[start Records]

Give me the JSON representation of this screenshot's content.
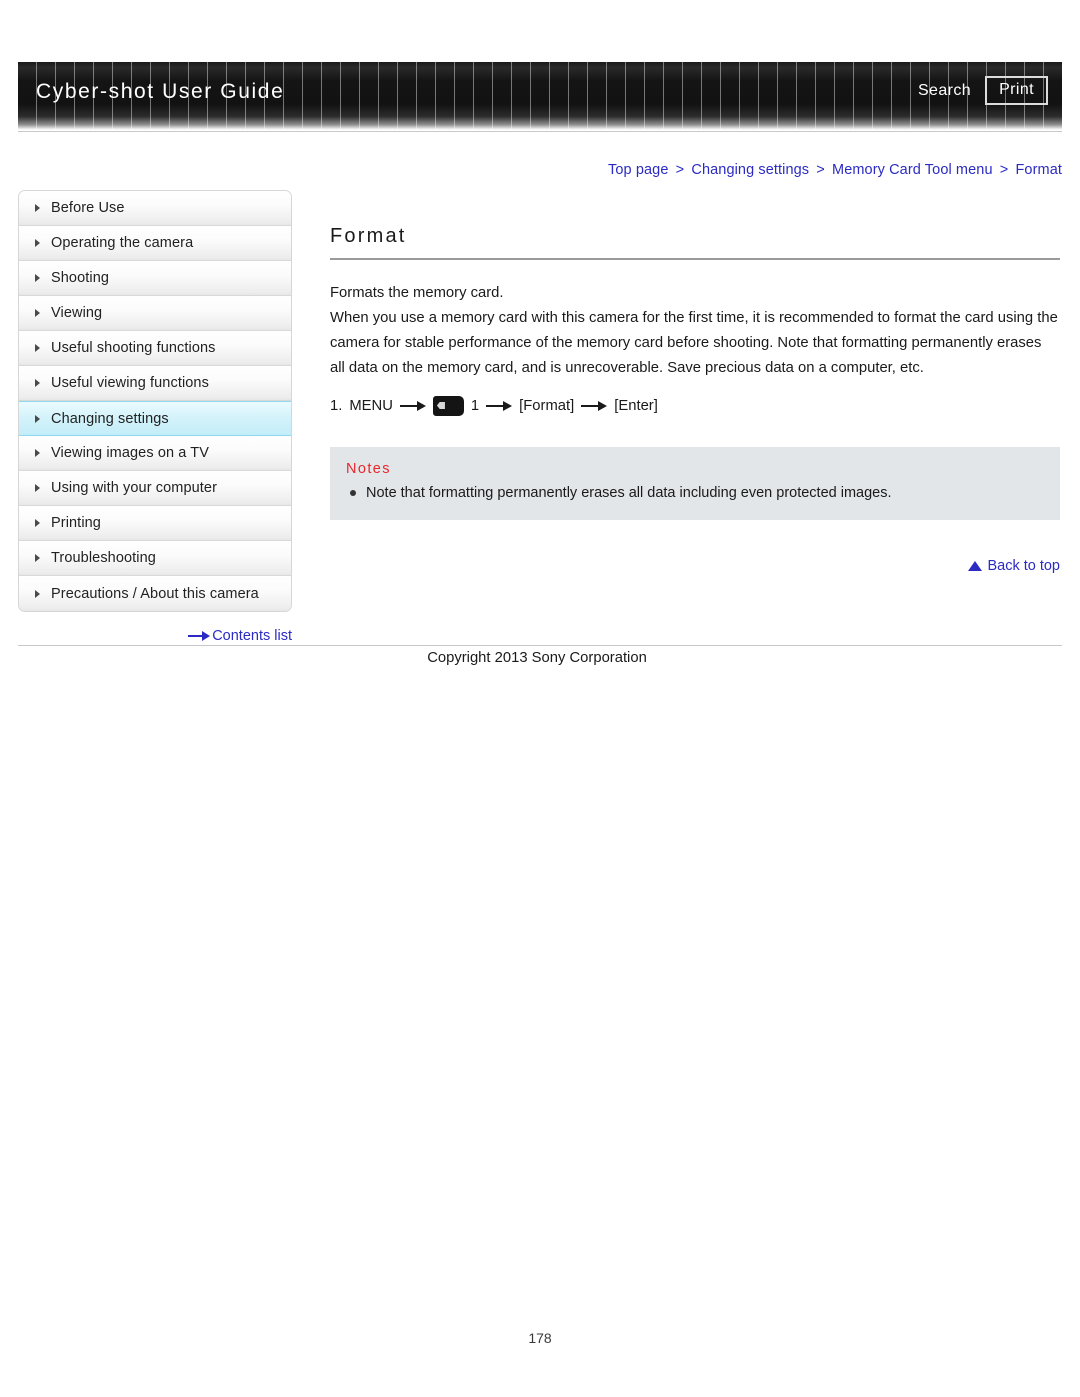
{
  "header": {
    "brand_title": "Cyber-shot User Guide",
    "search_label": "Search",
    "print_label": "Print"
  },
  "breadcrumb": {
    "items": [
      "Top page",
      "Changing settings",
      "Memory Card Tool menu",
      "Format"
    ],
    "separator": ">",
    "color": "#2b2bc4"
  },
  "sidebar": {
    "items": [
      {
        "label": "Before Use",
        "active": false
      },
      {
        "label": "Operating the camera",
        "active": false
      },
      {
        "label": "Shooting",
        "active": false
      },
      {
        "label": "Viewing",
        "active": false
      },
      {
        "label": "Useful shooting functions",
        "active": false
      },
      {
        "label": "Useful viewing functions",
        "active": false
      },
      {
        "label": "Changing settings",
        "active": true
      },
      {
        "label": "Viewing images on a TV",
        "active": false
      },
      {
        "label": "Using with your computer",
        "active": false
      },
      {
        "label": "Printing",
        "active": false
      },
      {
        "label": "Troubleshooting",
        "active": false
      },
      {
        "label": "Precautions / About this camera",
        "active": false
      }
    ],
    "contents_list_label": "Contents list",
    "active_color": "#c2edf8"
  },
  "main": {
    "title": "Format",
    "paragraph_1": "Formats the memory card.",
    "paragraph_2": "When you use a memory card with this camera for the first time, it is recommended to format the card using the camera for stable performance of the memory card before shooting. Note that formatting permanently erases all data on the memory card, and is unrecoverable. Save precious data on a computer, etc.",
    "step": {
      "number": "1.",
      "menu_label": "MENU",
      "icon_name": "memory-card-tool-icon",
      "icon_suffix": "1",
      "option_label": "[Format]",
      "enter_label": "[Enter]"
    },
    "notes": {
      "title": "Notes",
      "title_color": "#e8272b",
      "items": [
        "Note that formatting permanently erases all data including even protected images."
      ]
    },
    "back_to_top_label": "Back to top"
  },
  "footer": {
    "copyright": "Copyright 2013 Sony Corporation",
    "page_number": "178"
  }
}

[end Records]
[start Records]

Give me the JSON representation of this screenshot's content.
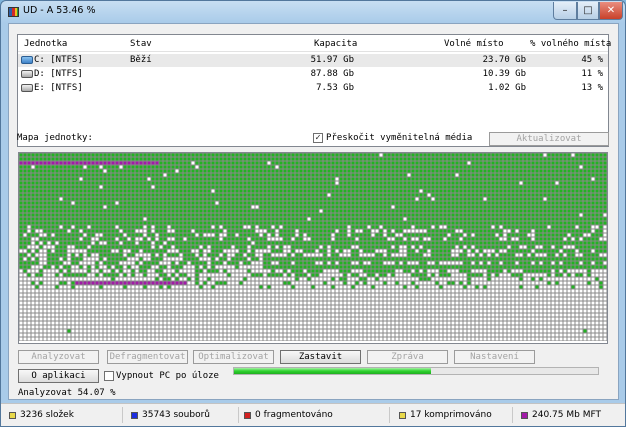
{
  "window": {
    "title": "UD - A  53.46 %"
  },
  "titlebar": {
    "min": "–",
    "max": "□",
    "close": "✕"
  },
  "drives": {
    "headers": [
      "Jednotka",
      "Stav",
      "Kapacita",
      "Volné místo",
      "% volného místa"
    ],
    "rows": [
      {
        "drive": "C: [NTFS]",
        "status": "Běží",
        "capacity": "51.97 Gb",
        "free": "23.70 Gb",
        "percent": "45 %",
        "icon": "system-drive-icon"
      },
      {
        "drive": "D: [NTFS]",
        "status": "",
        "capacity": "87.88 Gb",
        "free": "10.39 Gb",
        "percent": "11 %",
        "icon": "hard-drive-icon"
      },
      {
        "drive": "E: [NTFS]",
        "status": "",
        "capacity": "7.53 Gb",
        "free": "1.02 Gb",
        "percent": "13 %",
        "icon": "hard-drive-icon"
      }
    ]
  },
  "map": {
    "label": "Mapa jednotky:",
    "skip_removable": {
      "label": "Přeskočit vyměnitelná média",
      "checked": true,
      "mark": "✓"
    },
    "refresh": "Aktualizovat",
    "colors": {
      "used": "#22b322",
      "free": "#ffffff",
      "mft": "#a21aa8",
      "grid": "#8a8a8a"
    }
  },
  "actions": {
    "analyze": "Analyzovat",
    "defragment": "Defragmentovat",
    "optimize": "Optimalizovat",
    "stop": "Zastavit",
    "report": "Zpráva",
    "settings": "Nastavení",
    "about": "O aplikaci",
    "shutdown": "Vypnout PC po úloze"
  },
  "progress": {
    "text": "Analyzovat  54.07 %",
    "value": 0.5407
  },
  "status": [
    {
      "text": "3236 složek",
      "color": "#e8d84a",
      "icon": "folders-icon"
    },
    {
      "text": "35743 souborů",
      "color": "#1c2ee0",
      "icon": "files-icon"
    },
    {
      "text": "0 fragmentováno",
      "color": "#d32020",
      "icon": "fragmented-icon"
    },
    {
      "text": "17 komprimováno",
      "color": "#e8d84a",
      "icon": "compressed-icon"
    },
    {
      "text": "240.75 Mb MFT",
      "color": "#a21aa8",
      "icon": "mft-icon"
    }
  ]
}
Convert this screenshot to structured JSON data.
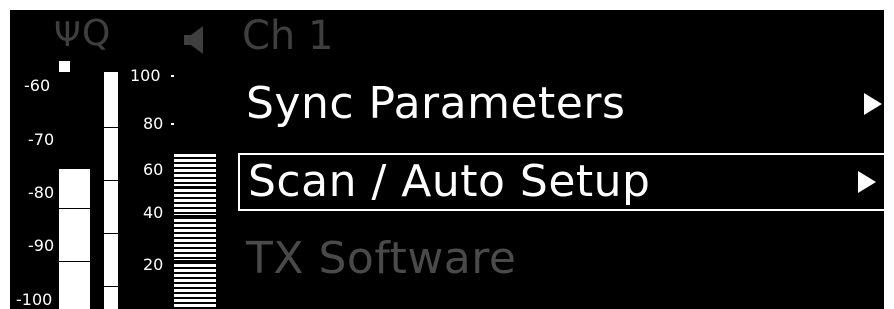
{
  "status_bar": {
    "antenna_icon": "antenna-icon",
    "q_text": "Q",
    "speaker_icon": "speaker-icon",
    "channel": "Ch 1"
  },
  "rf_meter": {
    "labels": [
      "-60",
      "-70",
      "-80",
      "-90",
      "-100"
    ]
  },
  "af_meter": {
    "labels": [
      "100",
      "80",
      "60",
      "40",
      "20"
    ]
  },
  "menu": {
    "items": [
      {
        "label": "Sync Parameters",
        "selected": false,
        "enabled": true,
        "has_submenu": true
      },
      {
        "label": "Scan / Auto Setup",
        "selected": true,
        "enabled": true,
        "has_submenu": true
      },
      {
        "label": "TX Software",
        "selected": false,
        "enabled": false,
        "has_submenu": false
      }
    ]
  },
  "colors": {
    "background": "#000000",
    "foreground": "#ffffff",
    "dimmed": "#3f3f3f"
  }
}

[end Records]

Return only the count of lines in the records that hold the word "with".

_Solution to this problem_
2